# Record set start

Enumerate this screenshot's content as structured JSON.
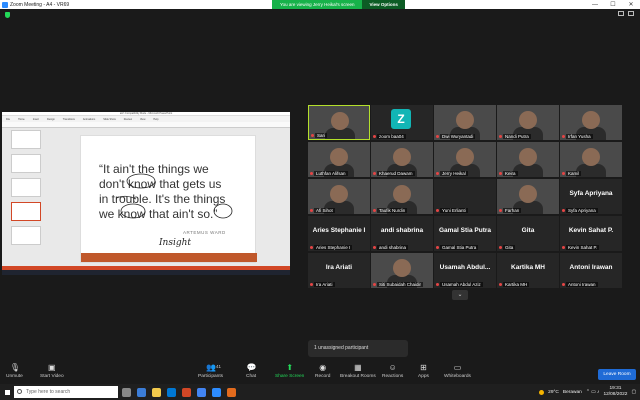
{
  "window": {
    "title": "Zoom Meeting - A4 - VR69",
    "share_message": "You are viewing Jerry Heikal's screen",
    "view_options": "View Options",
    "btn_min": "—",
    "btn_max": "☐",
    "btn_close": "✕"
  },
  "shared_slide": {
    "ppt_title": "ain't Compatibility Mode - Microsoft PowerPoint",
    "ribbon": [
      "File",
      "Home",
      "Insert",
      "Design",
      "Transitions",
      "Animations",
      "Slide Show",
      "Review",
      "View",
      "Help"
    ],
    "quote_lines": [
      "“It ain't the things we",
      "don't know that gets us",
      "in trouble. It's the things",
      "we know that ain't so.”"
    ],
    "author": "ARTEMUS WARD",
    "signature": "Insight"
  },
  "participants": [
    {
      "name": "Sari",
      "video": true,
      "active": true
    },
    {
      "name": "zoom baa04",
      "video": false,
      "avatar_letter": "Z"
    },
    {
      "name": "Dwi Wuryantadi",
      "video": true
    },
    {
      "name": "Nandi Putra",
      "video": true
    },
    {
      "name": "Irfan Yusha",
      "video": true
    },
    {
      "name": "Luthfan Alifsan",
      "video": true
    },
    {
      "name": "Khaerud Dawam",
      "video": true
    },
    {
      "name": "Jerry Heikal",
      "video": true
    },
    {
      "name": "Keira",
      "video": true
    },
    {
      "name": "Kamil",
      "video": true
    },
    {
      "name": "Afi Sihot",
      "video": true
    },
    {
      "name": "Taufik Nurdin",
      "video": true
    },
    {
      "name": "Yuni Erlianti",
      "video": false,
      "big_name": ""
    },
    {
      "name": "Farhan",
      "video": true
    },
    {
      "name": "Syfa Apriyana",
      "video": false,
      "big_name": "Syfa Apriyana"
    },
    {
      "name": "Aries Stephanie I",
      "video": false,
      "big_name": "Aries Stephanie I"
    },
    {
      "name": "andi shabrina",
      "video": false,
      "big_name": "andi shabrina"
    },
    {
      "name": "Gamal Stia Putra",
      "video": false,
      "big_name": "Gamal Stia Putra"
    },
    {
      "name": "Gita",
      "video": false,
      "big_name": "Gita"
    },
    {
      "name": "Kevin Sahat P.",
      "video": false,
      "big_name": "Kevin Sahat P."
    },
    {
      "name": "Ira Ariati",
      "video": false,
      "big_name": "Ira Ariati"
    },
    {
      "name": "Siti Subaidah Chaidir",
      "video": true
    },
    {
      "name": "Usamah Abdul Aziz",
      "video": false,
      "big_name": "Usamah Abdul..."
    },
    {
      "name": "Kartika MH",
      "video": false,
      "big_name": "Kartika MH"
    },
    {
      "name": "Antoni Irawan",
      "video": false,
      "big_name": "Antoni Irawan"
    }
  ],
  "gallery_more": "⌄",
  "unassigned_text": "1 unassigned participant",
  "controls": {
    "unmute": "Unmute",
    "start_video": "Start Video",
    "participants": "Participants",
    "participants_count": "41",
    "chat": "Chat",
    "share_screen": "Share Screen",
    "record": "Record",
    "breakout_rooms": "Breakout Rooms",
    "reactions": "Reactions",
    "apps": "Apps",
    "whiteboards": "Whiteboards",
    "leave": "Leave Room"
  },
  "taskbar": {
    "search_placeholder": "Type here to search",
    "weather": "29°C",
    "weather_desc": "Berawan",
    "time": "19:31",
    "date": "12/08/2022"
  },
  "colors": {
    "share_green": "#23d959",
    "active_speaker": "#b4e02b",
    "leave_blue": "#1f6bd6",
    "ppt_orange": "#d24726"
  }
}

# Record set end

Work instructions: Copy each line of the preceding data that contains the string "shabrina".

Answer for the task:
      "name": "andi shabrina",
      "big_name": "andi shabrina"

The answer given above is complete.